***** Record excerpts *****

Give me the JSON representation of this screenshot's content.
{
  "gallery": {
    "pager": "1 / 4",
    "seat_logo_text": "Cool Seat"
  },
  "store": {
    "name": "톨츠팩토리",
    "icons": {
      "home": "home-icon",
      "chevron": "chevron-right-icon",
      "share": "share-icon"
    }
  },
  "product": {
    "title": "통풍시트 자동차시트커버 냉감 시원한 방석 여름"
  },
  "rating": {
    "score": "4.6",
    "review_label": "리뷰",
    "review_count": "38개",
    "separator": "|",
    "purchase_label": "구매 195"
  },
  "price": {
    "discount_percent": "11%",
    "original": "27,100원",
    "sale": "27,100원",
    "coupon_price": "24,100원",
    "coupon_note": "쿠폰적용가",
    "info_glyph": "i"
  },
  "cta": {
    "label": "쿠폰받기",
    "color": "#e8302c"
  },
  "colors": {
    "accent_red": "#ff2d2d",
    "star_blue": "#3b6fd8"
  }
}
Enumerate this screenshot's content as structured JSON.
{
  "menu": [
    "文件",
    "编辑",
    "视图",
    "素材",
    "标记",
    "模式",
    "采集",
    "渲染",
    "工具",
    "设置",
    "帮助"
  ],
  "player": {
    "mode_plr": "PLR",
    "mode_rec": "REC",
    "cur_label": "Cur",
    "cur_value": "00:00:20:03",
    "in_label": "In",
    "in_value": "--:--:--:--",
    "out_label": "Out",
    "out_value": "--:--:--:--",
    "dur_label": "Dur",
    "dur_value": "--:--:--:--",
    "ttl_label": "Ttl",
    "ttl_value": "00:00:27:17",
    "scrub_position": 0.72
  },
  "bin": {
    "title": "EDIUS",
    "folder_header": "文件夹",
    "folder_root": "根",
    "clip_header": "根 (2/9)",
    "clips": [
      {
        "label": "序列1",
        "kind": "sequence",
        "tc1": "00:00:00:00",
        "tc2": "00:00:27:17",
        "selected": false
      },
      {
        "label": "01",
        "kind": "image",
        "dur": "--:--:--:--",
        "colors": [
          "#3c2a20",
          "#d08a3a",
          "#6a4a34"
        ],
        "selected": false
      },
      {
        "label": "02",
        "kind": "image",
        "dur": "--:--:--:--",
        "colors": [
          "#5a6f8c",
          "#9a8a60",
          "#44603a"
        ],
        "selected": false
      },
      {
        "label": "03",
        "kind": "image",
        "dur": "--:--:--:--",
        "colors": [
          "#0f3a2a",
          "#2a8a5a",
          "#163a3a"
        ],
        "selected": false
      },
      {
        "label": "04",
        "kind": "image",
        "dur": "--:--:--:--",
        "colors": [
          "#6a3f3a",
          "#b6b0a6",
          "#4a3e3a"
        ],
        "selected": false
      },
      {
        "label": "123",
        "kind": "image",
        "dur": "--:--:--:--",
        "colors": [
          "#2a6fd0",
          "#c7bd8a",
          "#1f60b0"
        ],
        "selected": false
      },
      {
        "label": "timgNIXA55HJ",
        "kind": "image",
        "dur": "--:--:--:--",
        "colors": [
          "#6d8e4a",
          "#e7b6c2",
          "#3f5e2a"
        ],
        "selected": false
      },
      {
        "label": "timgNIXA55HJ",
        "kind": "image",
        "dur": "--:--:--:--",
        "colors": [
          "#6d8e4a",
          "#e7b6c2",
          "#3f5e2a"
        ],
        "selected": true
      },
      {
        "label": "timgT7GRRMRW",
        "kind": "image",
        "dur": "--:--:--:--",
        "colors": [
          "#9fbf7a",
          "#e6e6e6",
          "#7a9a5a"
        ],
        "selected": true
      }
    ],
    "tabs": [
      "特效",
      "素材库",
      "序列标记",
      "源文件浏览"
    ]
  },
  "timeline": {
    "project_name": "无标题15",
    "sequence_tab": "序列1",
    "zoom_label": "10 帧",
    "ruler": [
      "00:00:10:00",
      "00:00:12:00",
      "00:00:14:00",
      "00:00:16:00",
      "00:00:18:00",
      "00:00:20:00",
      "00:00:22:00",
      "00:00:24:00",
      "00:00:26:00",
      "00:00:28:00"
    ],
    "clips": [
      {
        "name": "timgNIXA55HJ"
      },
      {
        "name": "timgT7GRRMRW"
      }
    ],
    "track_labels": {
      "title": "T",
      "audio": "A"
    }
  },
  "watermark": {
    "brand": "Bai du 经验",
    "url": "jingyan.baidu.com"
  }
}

*****

_Directions_
Reproduce each entry exactly, leaving out nothing.

_Exercise output_
Give me the JSON representation of this screenshot's content.
{
  "gallery": {
    "pager": "1 / 4",
    "seat_logo_text": "Cool Seat"
  },
  "store": {
    "name": "톨츠팩토리",
    "icons": {
      "home": "home-icon",
      "chevron": "chevron-right-icon",
      "share": "share-icon"
    }
  },
  "product": {
    "title": "통풍시트 자동차시트커버 냉감 시원한 방석 여름"
  },
  "rating": {
    "score": "4.6",
    "review_label": "리뷰",
    "review_count": "38개",
    "separator": "|",
    "purchase_label": "구매 195"
  },
  "price": {
    "discount_percent": "11%",
    "original": "27,100원",
    "sale": "27,100원",
    "coupon_price": "24,100원",
    "coupon_note": "쿠폰적용가",
    "info_glyph": "i"
  },
  "cta": {
    "label": "쿠폰받기",
    "color": "#e8302c"
  },
  "colors": {
    "accent_red": "#ff2d2d",
    "star_blue": "#3b6fd8"
  }
}
Enumerate this screenshot's content as structured JSON.
{
  "menu": [
    "文件",
    "编辑",
    "视图",
    "素材",
    "标记",
    "模式",
    "采集",
    "渲染",
    "工具",
    "设置",
    "帮助"
  ],
  "player": {
    "mode_plr": "PLR",
    "mode_rec": "REC",
    "cur_label": "Cur",
    "cur_value": "00:00:20:03",
    "in_label": "In",
    "in_value": "--:--:--:--",
    "out_label": "Out",
    "out_value": "--:--:--:--",
    "dur_label": "Dur",
    "dur_value": "--:--:--:--",
    "ttl_label": "Ttl",
    "ttl_value": "00:00:27:17",
    "scrub_position": 0.72
  },
  "bin": {
    "title": "EDIUS",
    "folder_header": "文件夹",
    "folder_root": "根",
    "clip_header": "根 (2/9)",
    "clips": [
      {
        "label": "序列1",
        "kind": "sequence",
        "tc1": "00:00:00:00",
        "tc2": "00:00:27:17",
        "selected": false
      },
      {
        "label": "01",
        "kind": "image",
        "dur": "--:--:--:--",
        "colors": [
          "#3c2a20",
          "#d08a3a",
          "#6a4a34"
        ],
        "selected": false
      },
      {
        "label": "02",
        "kind": "image",
        "dur": "--:--:--:--",
        "colors": [
          "#5a6f8c",
          "#9a8a60",
          "#44603a"
        ],
        "selected": false
      },
      {
        "label": "03",
        "kind": "image",
        "dur": "--:--:--:--",
        "colors": [
          "#0f3a2a",
          "#2a8a5a",
          "#163a3a"
        ],
        "selected": false
      },
      {
        "label": "04",
        "kind": "image",
        "dur": "--:--:--:--",
        "colors": [
          "#6a3f3a",
          "#b6b0a6",
          "#4a3e3a"
        ],
        "selected": false
      },
      {
        "label": "123",
        "kind": "image",
        "dur": "--:--:--:--",
        "colors": [
          "#2a6fd0",
          "#c7bd8a",
          "#1f60b0"
        ],
        "selected": false
      },
      {
        "label": "timgNIXA55HJ",
        "kind": "image",
        "dur": "--:--:--:--",
        "colors": [
          "#6d8e4a",
          "#e7b6c2",
          "#3f5e2a"
        ],
        "selected": false
      },
      {
        "label": "timgNIXA55HJ",
        "kind": "image",
        "dur": "--:--:--:--",
        "colors": [
          "#6d8e4a",
          "#e7b6c2",
          "#3f5e2a"
        ],
        "selected": true
      },
      {
        "label": "timgT7GRRMRW",
        "kind": "image",
        "dur": "--:--:--:--",
        "colors": [
          "#9fbf7a",
          "#e6e6e6",
          "#7a9a5a"
        ],
        "selected": true
      }
    ],
    "tabs": [
      "特效",
      "素材库",
      "序列标记",
      "源文件浏览"
    ]
  },
  "timeline": {
    "project_name": "无标题15",
    "sequence_tab": "序列1",
    "zoom_label": "10 帧",
    "ruler": [
      "00:00:10:00",
      "00:00:12:00",
      "00:00:14:00",
      "00:00:16:00",
      "00:00:18:00",
      "00:00:20:00",
      "00:00:22:00",
      "00:00:24:00",
      "00:00:26:00",
      "00:00:28:00"
    ],
    "clips": [
      {
        "name": "timgNIXA55HJ"
      },
      {
        "name": "timgT7GRRMRW"
      }
    ],
    "track_labels": {
      "title": "T",
      "audio": "A"
    }
  },
  "watermark": {
    "brand": "Bai du 经验",
    "url": "jingyan.baidu.com"
  }
}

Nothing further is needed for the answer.